What you will do -
Please return every line in the following data that includes the string "utan".

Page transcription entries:
......

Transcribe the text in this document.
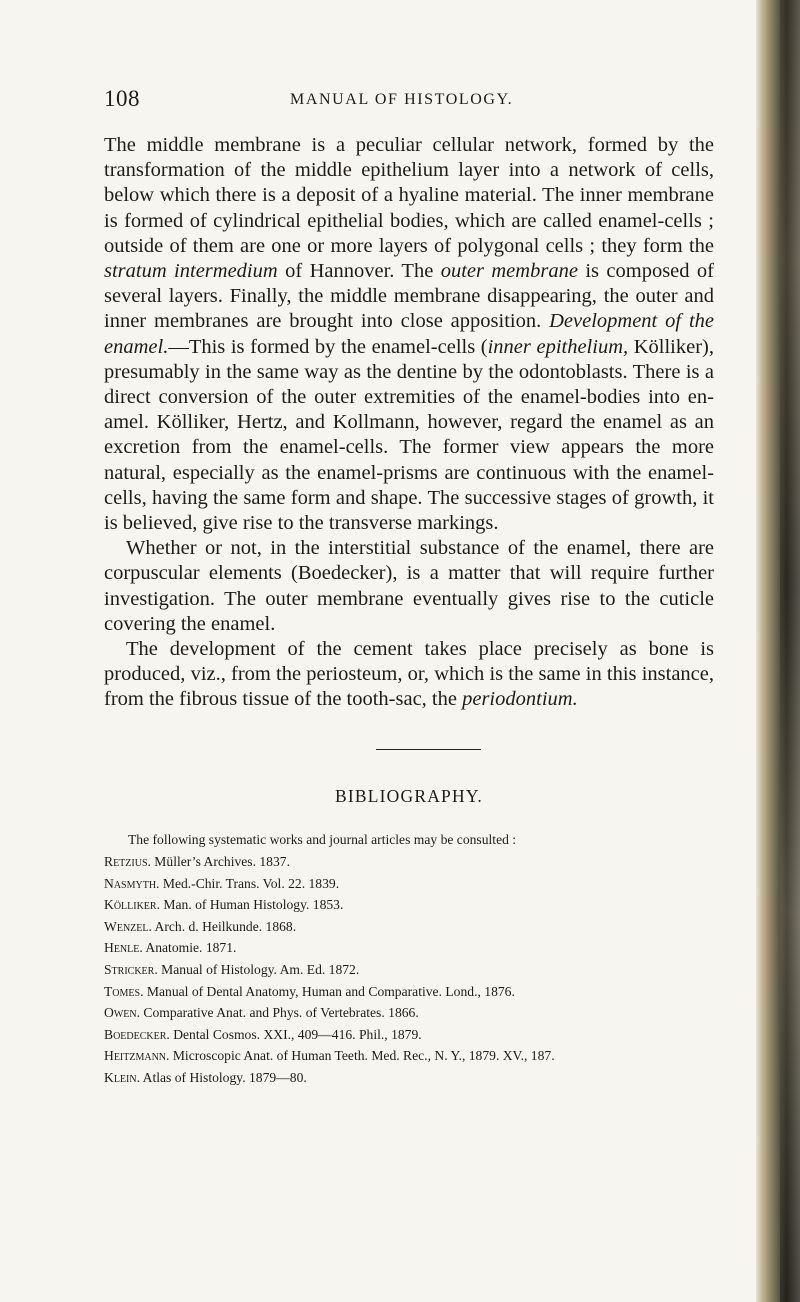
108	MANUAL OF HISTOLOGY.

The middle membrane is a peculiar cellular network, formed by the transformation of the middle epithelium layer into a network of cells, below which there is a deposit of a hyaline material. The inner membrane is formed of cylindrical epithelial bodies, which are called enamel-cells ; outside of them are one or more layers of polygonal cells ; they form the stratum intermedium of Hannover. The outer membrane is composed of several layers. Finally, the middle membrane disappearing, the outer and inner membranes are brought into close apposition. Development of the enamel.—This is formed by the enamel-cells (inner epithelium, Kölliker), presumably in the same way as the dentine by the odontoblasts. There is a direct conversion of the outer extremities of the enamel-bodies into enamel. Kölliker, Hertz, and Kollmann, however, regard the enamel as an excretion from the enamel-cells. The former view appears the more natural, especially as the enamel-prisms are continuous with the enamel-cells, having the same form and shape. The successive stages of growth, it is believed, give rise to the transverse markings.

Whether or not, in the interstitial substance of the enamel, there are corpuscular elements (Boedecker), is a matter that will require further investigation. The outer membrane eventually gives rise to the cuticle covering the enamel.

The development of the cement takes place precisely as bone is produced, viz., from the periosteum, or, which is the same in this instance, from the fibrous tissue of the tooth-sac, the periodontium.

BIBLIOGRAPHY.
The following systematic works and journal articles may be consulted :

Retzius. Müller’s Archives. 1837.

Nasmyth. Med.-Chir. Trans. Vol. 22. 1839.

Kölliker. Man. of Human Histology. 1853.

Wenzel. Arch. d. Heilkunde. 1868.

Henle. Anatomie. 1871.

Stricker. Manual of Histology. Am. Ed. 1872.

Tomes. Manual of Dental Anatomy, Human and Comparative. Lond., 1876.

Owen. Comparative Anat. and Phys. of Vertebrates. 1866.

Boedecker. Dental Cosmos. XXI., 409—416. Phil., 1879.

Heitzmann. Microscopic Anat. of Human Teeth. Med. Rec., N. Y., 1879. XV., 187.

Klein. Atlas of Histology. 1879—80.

......

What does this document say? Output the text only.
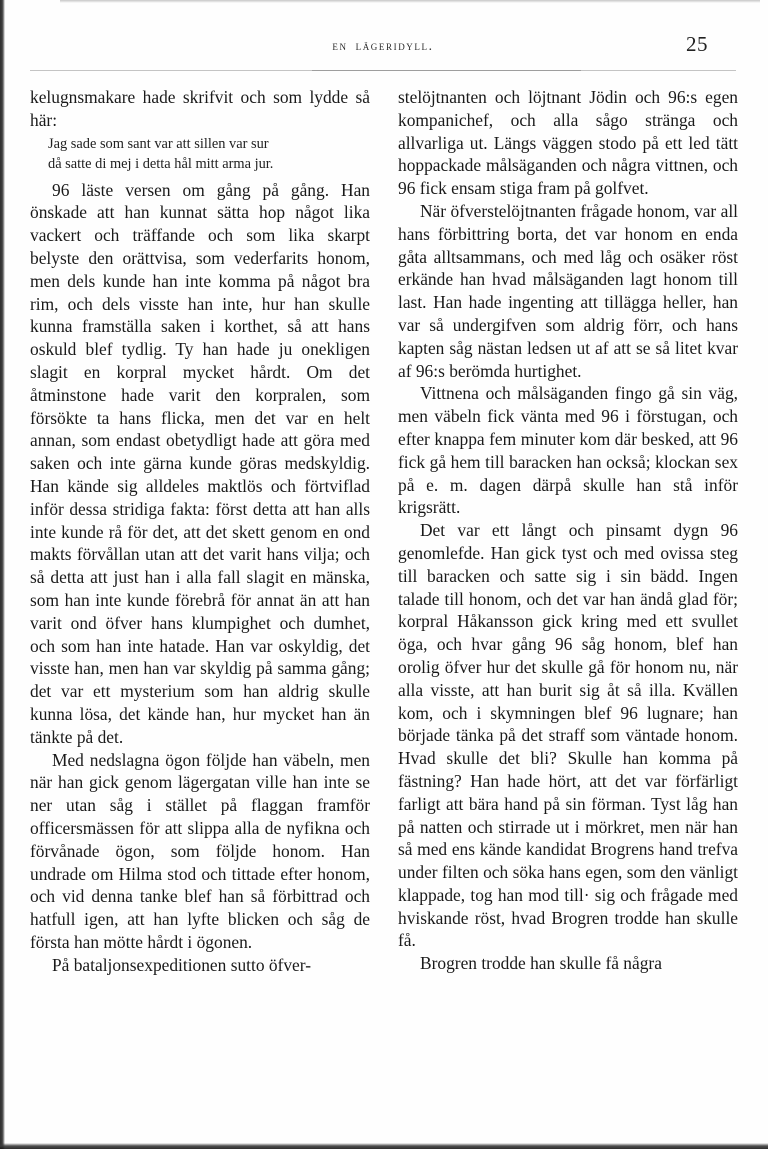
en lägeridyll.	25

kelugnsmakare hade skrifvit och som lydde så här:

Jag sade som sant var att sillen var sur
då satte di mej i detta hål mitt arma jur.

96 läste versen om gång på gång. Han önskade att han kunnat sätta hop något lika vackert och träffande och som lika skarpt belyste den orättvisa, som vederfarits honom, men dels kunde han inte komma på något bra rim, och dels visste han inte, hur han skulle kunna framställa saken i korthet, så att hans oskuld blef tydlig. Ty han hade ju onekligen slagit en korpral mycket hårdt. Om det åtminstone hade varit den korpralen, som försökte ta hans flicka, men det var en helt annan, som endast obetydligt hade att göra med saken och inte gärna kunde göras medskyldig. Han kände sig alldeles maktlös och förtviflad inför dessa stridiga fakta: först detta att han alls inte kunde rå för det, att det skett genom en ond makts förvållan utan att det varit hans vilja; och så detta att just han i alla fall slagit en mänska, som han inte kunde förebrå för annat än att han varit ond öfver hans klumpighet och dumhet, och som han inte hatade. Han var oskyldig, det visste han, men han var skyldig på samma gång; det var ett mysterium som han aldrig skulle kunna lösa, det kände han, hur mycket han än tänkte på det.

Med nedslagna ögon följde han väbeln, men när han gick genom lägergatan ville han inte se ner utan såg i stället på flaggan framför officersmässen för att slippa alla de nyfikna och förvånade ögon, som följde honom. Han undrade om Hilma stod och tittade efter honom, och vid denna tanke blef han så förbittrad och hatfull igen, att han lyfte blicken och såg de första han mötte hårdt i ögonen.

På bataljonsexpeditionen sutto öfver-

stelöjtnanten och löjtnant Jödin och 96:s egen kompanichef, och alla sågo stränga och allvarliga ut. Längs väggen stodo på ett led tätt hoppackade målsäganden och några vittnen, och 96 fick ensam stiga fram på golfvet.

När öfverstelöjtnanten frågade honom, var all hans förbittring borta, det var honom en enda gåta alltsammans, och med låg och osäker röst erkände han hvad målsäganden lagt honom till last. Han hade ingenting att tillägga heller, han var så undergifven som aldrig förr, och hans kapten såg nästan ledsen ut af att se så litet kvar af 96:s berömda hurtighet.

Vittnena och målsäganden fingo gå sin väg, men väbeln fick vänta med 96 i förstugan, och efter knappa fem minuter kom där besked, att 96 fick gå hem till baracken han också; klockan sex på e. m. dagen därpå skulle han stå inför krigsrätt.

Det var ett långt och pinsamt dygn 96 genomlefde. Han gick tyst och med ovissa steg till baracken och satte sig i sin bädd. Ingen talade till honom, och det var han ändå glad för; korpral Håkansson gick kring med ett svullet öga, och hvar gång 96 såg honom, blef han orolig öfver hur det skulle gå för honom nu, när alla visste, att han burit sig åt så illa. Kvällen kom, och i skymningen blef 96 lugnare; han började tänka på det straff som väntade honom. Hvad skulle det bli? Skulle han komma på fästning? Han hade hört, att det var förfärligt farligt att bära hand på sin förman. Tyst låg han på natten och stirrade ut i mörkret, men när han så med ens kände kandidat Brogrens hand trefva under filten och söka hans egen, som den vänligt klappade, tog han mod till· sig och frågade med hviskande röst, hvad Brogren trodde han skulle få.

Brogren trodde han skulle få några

......

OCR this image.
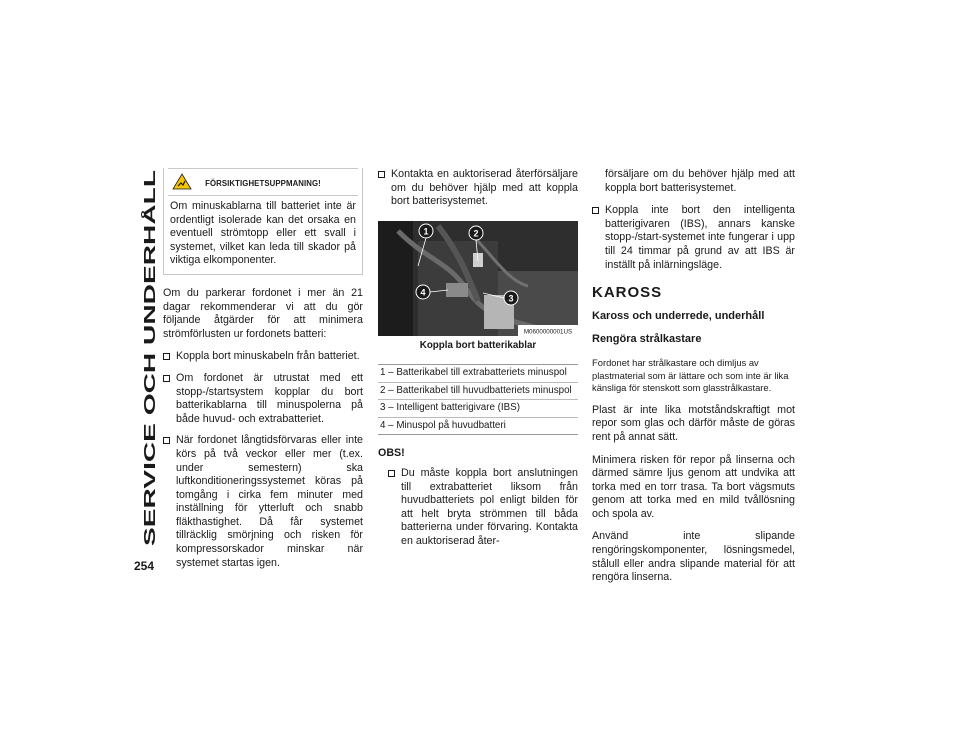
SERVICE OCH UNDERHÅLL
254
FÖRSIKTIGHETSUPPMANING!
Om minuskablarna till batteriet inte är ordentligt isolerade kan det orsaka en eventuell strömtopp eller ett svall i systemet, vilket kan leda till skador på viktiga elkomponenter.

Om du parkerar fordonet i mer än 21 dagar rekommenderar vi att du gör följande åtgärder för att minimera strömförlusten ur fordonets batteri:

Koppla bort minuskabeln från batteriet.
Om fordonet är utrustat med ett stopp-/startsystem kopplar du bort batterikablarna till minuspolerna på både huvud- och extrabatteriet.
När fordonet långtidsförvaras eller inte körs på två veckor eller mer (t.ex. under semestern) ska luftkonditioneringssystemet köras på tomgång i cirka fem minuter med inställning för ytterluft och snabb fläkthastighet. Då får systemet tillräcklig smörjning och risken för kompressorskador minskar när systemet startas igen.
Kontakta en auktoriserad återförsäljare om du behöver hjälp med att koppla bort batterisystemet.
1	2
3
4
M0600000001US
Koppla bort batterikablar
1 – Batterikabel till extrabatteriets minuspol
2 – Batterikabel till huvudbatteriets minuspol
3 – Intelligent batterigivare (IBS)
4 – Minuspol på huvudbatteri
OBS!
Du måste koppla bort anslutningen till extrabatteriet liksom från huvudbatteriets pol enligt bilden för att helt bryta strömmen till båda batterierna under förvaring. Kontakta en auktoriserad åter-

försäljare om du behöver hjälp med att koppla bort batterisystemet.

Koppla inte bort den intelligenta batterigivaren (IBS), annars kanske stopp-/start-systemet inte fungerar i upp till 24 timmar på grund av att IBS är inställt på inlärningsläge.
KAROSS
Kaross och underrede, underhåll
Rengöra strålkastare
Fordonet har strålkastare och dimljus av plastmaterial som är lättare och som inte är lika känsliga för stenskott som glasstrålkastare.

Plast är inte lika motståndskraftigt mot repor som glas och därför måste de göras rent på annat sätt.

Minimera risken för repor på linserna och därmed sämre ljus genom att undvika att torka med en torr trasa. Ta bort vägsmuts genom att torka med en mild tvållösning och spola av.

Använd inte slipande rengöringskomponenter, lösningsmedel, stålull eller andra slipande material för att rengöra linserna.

......

Written solution -
96 läste versen om gång på gång. Han önskade att han kunnat sätta hop något lika vackert och träffande och som lika skarpt belyste den orättvisa, som vederfarits honom, men dels kunde han inte komma på något bra rim, och dels visste han inte, hur han skulle kunna framställa saken i korthet, så att hans oskuld blef tydlig. Ty han hade ju onekligen slagit en korpral mycket hårdt. Om det åtminstone hade varit den korpralen, som försökte ta hans flicka, men det var en helt annan, som endast obetydligt hade att göra med saken och inte gärna kunde göras medskyldig. Han kände sig alldeles maktlös och förtviflad inför dessa stridiga fakta: först detta att han alls inte kunde rå för det, att det skett genom en ond makts förvållan utan att det varit hans vilja; och så detta att just han i alla fall slagit en mänska, som han inte kunde förebrå för annat än att han varit ond öfver hans klumpighet och dumhet, och som han inte hatade. Han var oskyldig, det visste han, men han var skyldig på samma gång; det var ett mysterium som han aldrig skulle kunna lösa, det kände han, hur mycket han än tänkte på det.
Med nedslagna ögon följde han väbeln, men när han gick genom lägergatan ville han inte se ner utan såg i stället på flaggan framför officersmässen för att slippa alla de nyfikna och förvånade ögon, som följde honom. Han undrade om Hilma stod och tittade efter honom, och vid denna tanke blef han så förbittrad och hatfull igen, att han lyfte blicken och såg de första han mötte hårdt i ögonen.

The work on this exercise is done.